# [PROVIDED RECORDS]
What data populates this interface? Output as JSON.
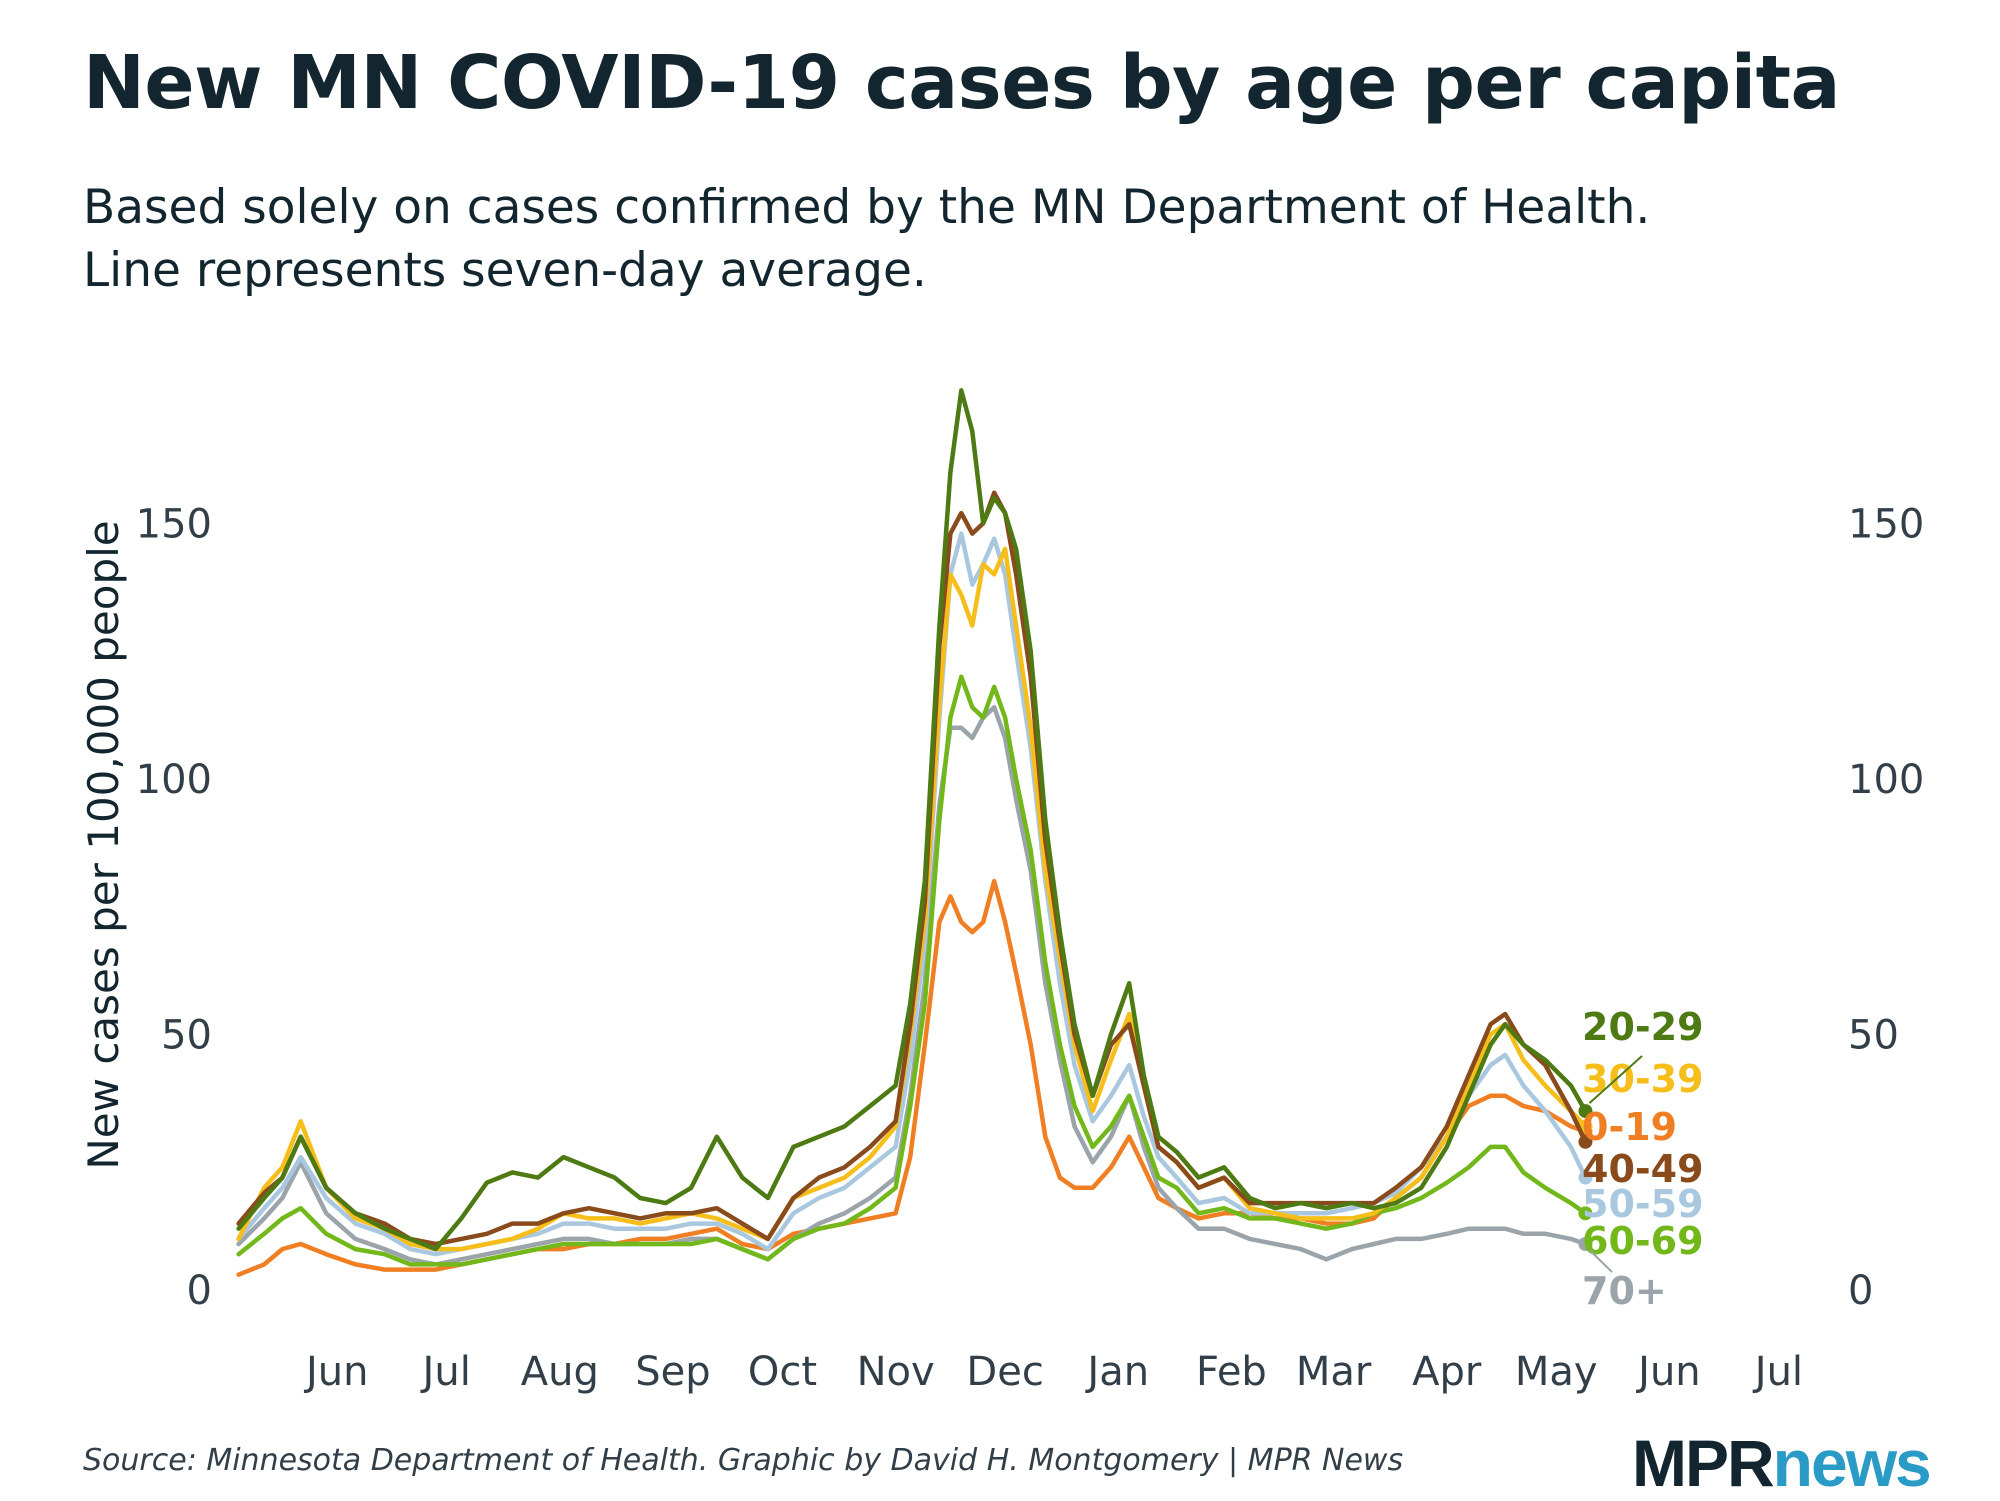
{
  "title": "New MN COVID-19 cases by age per capita",
  "subtitle_line1": "Based solely on cases confirmed by the MN Department of Health.",
  "subtitle_line2": "Line represents seven-day average.",
  "source": "Source: Minnesota Department of Health. Graphic by David H. Montgomery | MPR News",
  "logo": {
    "part1": "MPR",
    "part2": "news"
  },
  "chart_data": {
    "type": "line",
    "ylabel": "New cases per 100,000 people",
    "ylim": [
      0,
      180
    ],
    "yticks": [
      0,
      50,
      100,
      150
    ],
    "x_domain": [
      "2020-05-04",
      "2021-07-15"
    ],
    "x_ticks": [
      {
        "date": "2020-06-01",
        "label": "Jun"
      },
      {
        "date": "2020-07-01",
        "label": "Jul"
      },
      {
        "date": "2020-08-01",
        "label": "Aug"
      },
      {
        "date": "2020-09-01",
        "label": "Sep"
      },
      {
        "date": "2020-10-01",
        "label": "Oct"
      },
      {
        "date": "2020-11-01",
        "label": "Nov"
      },
      {
        "date": "2020-12-01",
        "label": "Dec"
      },
      {
        "date": "2021-01-01",
        "label": "Jan"
      },
      {
        "date": "2021-02-01",
        "label": "Feb"
      },
      {
        "date": "2021-03-01",
        "label": "Mar"
      },
      {
        "date": "2021-04-01",
        "label": "Apr"
      },
      {
        "date": "2021-05-01",
        "label": "May"
      },
      {
        "date": "2021-06-01",
        "label": "Jun"
      },
      {
        "date": "2021-07-01",
        "label": "Jul"
      }
    ],
    "x": [
      "2020-05-05",
      "2020-05-12",
      "2020-05-17",
      "2020-05-22",
      "2020-05-29",
      "2020-06-06",
      "2020-06-14",
      "2020-06-21",
      "2020-06-28",
      "2020-07-05",
      "2020-07-12",
      "2020-07-19",
      "2020-07-26",
      "2020-08-02",
      "2020-08-09",
      "2020-08-16",
      "2020-08-23",
      "2020-08-30",
      "2020-09-06",
      "2020-09-13",
      "2020-09-20",
      "2020-09-27",
      "2020-10-04",
      "2020-10-11",
      "2020-10-18",
      "2020-10-25",
      "2020-11-01",
      "2020-11-05",
      "2020-11-09",
      "2020-11-13",
      "2020-11-16",
      "2020-11-19",
      "2020-11-22",
      "2020-11-25",
      "2020-11-28",
      "2020-12-01",
      "2020-12-04",
      "2020-12-08",
      "2020-12-12",
      "2020-12-16",
      "2020-12-20",
      "2020-12-25",
      "2020-12-30",
      "2021-01-04",
      "2021-01-08",
      "2021-01-12",
      "2021-01-17",
      "2021-01-23",
      "2021-01-30",
      "2021-02-06",
      "2021-02-13",
      "2021-02-20",
      "2021-02-27",
      "2021-03-06",
      "2021-03-12",
      "2021-03-18",
      "2021-03-25",
      "2021-04-01",
      "2021-04-07",
      "2021-04-13",
      "2021-04-17",
      "2021-04-22",
      "2021-04-28",
      "2021-05-05",
      "2021-05-09"
    ],
    "series": [
      {
        "name": "20-29",
        "color": "#4e7a14",
        "values": [
          12,
          18,
          22,
          30,
          20,
          15,
          12,
          10,
          8,
          14,
          21,
          23,
          22,
          26,
          24,
          22,
          18,
          17,
          20,
          30,
          22,
          18,
          28,
          30,
          32,
          36,
          40,
          56,
          80,
          130,
          160,
          176,
          168,
          150,
          155,
          152,
          145,
          125,
          92,
          70,
          52,
          38,
          50,
          60,
          42,
          30,
          27,
          22,
          24,
          18,
          16,
          17,
          16,
          17,
          16,
          17,
          20,
          28,
          38,
          48,
          52,
          48,
          45,
          40,
          35
        ]
      },
      {
        "name": "30-39",
        "color": "#f6be1a",
        "values": [
          10,
          20,
          24,
          33,
          20,
          14,
          12,
          9,
          8,
          8,
          9,
          10,
          12,
          15,
          14,
          14,
          13,
          14,
          15,
          14,
          12,
          10,
          18,
          20,
          22,
          26,
          32,
          50,
          72,
          115,
          140,
          136,
          130,
          142,
          140,
          145,
          130,
          110,
          82,
          65,
          48,
          35,
          45,
          54,
          40,
          28,
          25,
          20,
          22,
          16,
          15,
          14,
          14,
          14,
          15,
          18,
          22,
          30,
          40,
          50,
          52,
          45,
          40,
          35,
          32
        ]
      },
      {
        "name": "0-19",
        "color": "#f07f24",
        "values": [
          3,
          5,
          8,
          9,
          7,
          5,
          4,
          4,
          4,
          5,
          6,
          7,
          8,
          8,
          9,
          9,
          10,
          10,
          11,
          12,
          9,
          8,
          11,
          12,
          13,
          14,
          15,
          26,
          48,
          72,
          77,
          72,
          70,
          72,
          80,
          72,
          62,
          48,
          30,
          22,
          20,
          20,
          24,
          30,
          24,
          18,
          16,
          14,
          15,
          15,
          14,
          14,
          13,
          13,
          14,
          18,
          22,
          30,
          36,
          38,
          38,
          36,
          35,
          32,
          31
        ]
      },
      {
        "name": "40-49",
        "color": "#8a4b1c",
        "values": [
          13,
          19,
          22,
          30,
          20,
          15,
          13,
          10,
          9,
          10,
          11,
          13,
          13,
          15,
          16,
          15,
          14,
          15,
          15,
          16,
          13,
          10,
          18,
          22,
          24,
          28,
          33,
          52,
          76,
          126,
          148,
          152,
          148,
          150,
          156,
          152,
          140,
          120,
          88,
          68,
          50,
          38,
          48,
          52,
          40,
          28,
          25,
          20,
          22,
          17,
          17,
          17,
          17,
          17,
          17,
          20,
          24,
          32,
          42,
          52,
          54,
          48,
          44,
          35,
          29
        ]
      },
      {
        "name": "50-59",
        "color": "#a9c8df",
        "values": [
          10,
          16,
          20,
          26,
          18,
          13,
          11,
          8,
          7,
          8,
          9,
          10,
          11,
          13,
          13,
          12,
          12,
          12,
          13,
          13,
          11,
          8,
          15,
          18,
          20,
          24,
          28,
          45,
          68,
          112,
          140,
          148,
          138,
          142,
          147,
          140,
          125,
          106,
          80,
          60,
          44,
          33,
          38,
          44,
          34,
          26,
          22,
          17,
          18,
          15,
          15,
          15,
          15,
          16,
          17,
          19,
          24,
          30,
          38,
          44,
          46,
          40,
          35,
          28,
          22
        ]
      },
      {
        "name": "60-69",
        "color": "#72b81b",
        "values": [
          7,
          11,
          14,
          16,
          11,
          8,
          7,
          5,
          5,
          5,
          6,
          7,
          8,
          9,
          9,
          9,
          9,
          9,
          9,
          10,
          8,
          6,
          10,
          12,
          13,
          16,
          20,
          36,
          56,
          92,
          112,
          120,
          114,
          112,
          118,
          112,
          100,
          86,
          64,
          48,
          36,
          28,
          32,
          38,
          30,
          22,
          20,
          15,
          16,
          14,
          14,
          13,
          12,
          13,
          15,
          16,
          18,
          21,
          24,
          28,
          28,
          23,
          20,
          17,
          15
        ]
      },
      {
        "name": "70+",
        "color": "#9aa4aa",
        "values": [
          9,
          14,
          18,
          25,
          15,
          10,
          8,
          6,
          5,
          6,
          7,
          8,
          9,
          10,
          10,
          9,
          9,
          9,
          10,
          10,
          8,
          6,
          10,
          13,
          15,
          18,
          22,
          38,
          60,
          95,
          110,
          110,
          108,
          112,
          114,
          108,
          96,
          82,
          60,
          45,
          32,
          25,
          30,
          38,
          28,
          20,
          16,
          12,
          12,
          10,
          9,
          8,
          6,
          8,
          9,
          10,
          10,
          11,
          12,
          12,
          12,
          11,
          11,
          10,
          9
        ]
      }
    ],
    "labels_order": [
      "20-29",
      "30-39",
      "0-19",
      "40-49",
      "50-59",
      "60-69",
      "70+"
    ],
    "grid": false,
    "legend": "direct labels at line ends"
  }
}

# [GIVEN REQUEST]
Where a line in the material contains "cases", copy that line.

# [EXERCISE RESULT]
  "title": "New MN COVID-19 cases by age per capita",
  "subtitle_line1": "Based solely on cases confirmed by the MN Department of Health.",
    "ylabel": "New cases per 100,000 people",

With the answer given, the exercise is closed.